Dataset items
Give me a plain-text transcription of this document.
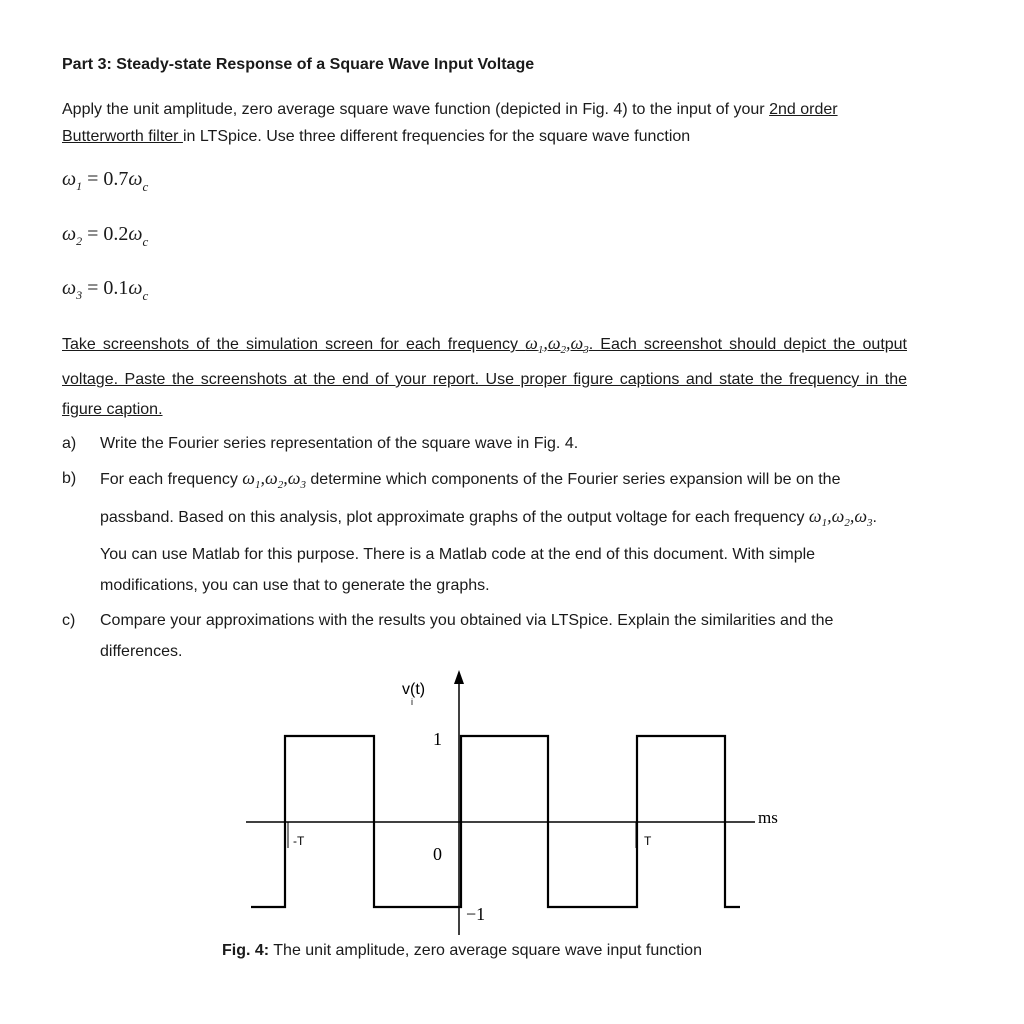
Part 3: Steady-state Response of a Square Wave Input Voltage
Apply the unit amplitude, zero average square wave function (depicted in Fig. 4) to the input of your 2nd order Butterworth filter in LTSpice. Use three different frequencies for the square wave function
$\omega_1 = 0.7\omega_c$
$\omega_2 = 0.2\omega_c$
$\omega_3 = 0.1\omega_c$
Take screenshots of the simulation screen for each frequency $\omega_1,\omega_2,\omega_3$. Each screenshot should depict the output voltage. Paste the screenshots at the end of your report. Use proper figure captions and state the frequency in the figure caption.
a) Write the Fourier series representation of the square wave in Fig. 4.
b) For each frequency $\omega_1,\omega_2,\omega_3$ determine which components of the Fourier series expansion will be on the passband. Based on this analysis, plot approximate graphs of the output voltage for each frequency $\omega_1,\omega_2,\omega_3$. You can use Matlab for this purpose. There is a Matlab code at the end of this document. With simple modifications, you can use that to generate the graphs.
c) Compare your approximations with the results you obtained via LTSpice. Explain the similarities and the differences.
v(t)
i
1
0
−1
-T	T
ms
Fig. 4: The unit amplitude, zero average square wave input function
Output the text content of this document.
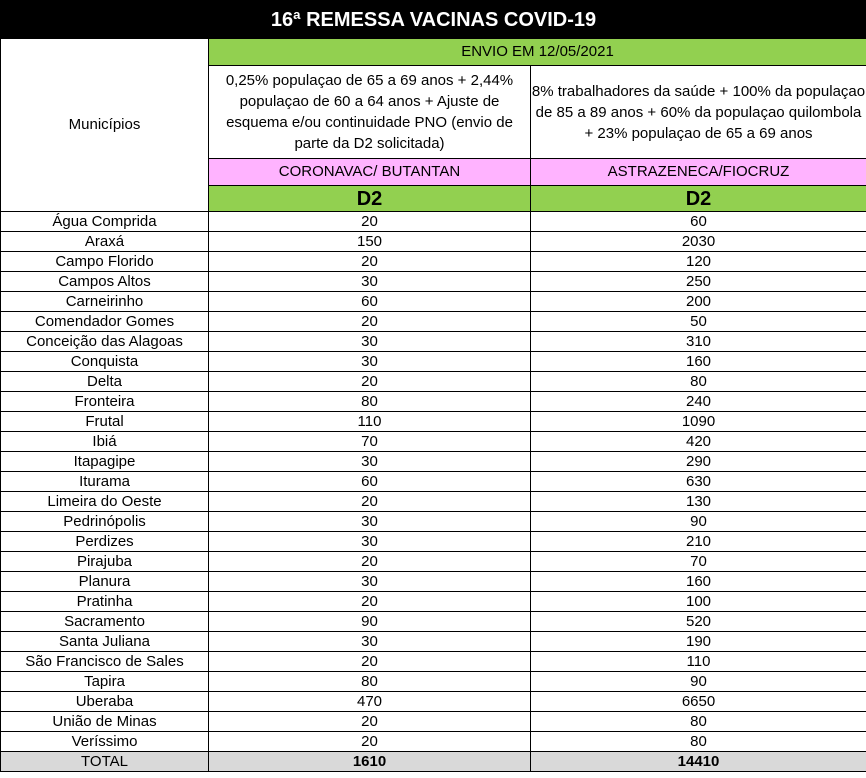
16ª REMESSA VACINAS COVID-19		
Municípios	ENVIO EM 12/05/2021	
	0,25% populaçao de 65 a 69 anos + 2,44% populaçao de 60 a 64 anos + Ajuste de esquema e/ou continuidade PNO (envio de parte da D2 solicitada)	8% trabalhadores da saúde + 100% da populaçao de 85 a 89 anos + 60% da populaçao quilombola + 23% populaçao de 65 a 69 anos
	CORONAVAC/ BUTANTAN	ASTRAZENECA/FIOCRUZ
	D2	D2
Água Comprida	20	60
Araxá	150	2030
Campo Florido	20	120
Campos Altos	30	250
Carneirinho	60	200
Comendador Gomes	20	50
Conceição das Alagoas	30	310
Conquista	30	160
Delta	20	80
Fronteira	80	240
Frutal	110	1090
Ibiá	70	420
Itapagipe	30	290
Iturama	60	630
Limeira do Oeste	20	130
Pedrinópolis	30	90
Perdizes	30	210
Pirajuba	20	70
Planura	30	160
Pratinha	20	100
Sacramento	90	520
Santa Juliana	30	190
São Francisco de Sales	20	110
Tapira	80	90
Uberaba	470	6650
União de Minas	20	80
Veríssimo	20	80
TOTAL	1610	14410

• TASK TO CARRY OUT
Quote the material word for word, dropping any images it holds.

• EXERCISE ANSWER
Give me a plain-text transcription of this document.
Part 3: Steady-state Response of a Square Wave Input Voltage
Apply the unit amplitude, zero average square wave function (depicted in Fig. 4) to the input of your 2nd order Butterworth filter in LTSpice. Use three different frequencies for the square wave function
$\omega_1 = 0.7\omega_c$
$\omega_2 = 0.2\omega_c$
$\omega_3 = 0.1\omega_c$
Take screenshots of the simulation screen for each frequency $\omega_1,\omega_2,\omega_3$. Each screenshot should depict the output voltage. Paste the screenshots at the end of your report. Use proper figure captions and state the frequency in the figure caption.
a) Write the Fourier series representation of the square wave in Fig. 4.
b) For each frequency $\omega_1,\omega_2,\omega_3$ determine which components of the Fourier series expansion will be on the passband. Based on this analysis, plot approximate graphs of the output voltage for each frequency $\omega_1,\omega_2,\omega_3$. You can use Matlab for this purpose. There is a Matlab code at the end of this document. With simple modifications, you can use that to generate the graphs.
c) Compare your approximations with the results you obtained via LTSpice. Explain the similarities and the differences.
v(t)
i
1
0
−1
-T	T
ms
Fig. 4: The unit amplitude, zero average square wave input function
Output the text content of this document.
16ª REMESSA VACINAS COVID-19		
Municípios	ENVIO EM 12/05/2021	
	0,25% populaçao de 65 a 69 anos + 2,44% populaçao de 60 a 64 anos + Ajuste de esquema e/ou continuidade PNO (envio de parte da D2 solicitada)	8% trabalhadores da saúde + 100% da populaçao de 85 a 89 anos + 60% da populaçao quilombola + 23% populaçao de 65 a 69 anos
	CORONAVAC/ BUTANTAN	ASTRAZENECA/FIOCRUZ
	D2	D2
Água Comprida	20	60
Araxá	150	2030
Campo Florido	20	120
Campos Altos	30	250
Carneirinho	60	200
Comendador Gomes	20	50
Conceição das Alagoas	30	310
Conquista	30	160
Delta	20	80
Fronteira	80	240
Frutal	110	1090
Ibiá	70	420
Itapagipe	30	290
Iturama	60	630
Limeira do Oeste	20	130
Pedrinópolis	30	90
Perdizes	30	210
Pirajuba	20	70
Planura	30	160
Pratinha	20	100
Sacramento	90	520
Santa Juliana	30	190
São Francisco de Sales	20	110
Tapira	80	90
Uberaba	470	6650
União de Minas	20	80
Veríssimo	20	80
TOTAL	1610	14410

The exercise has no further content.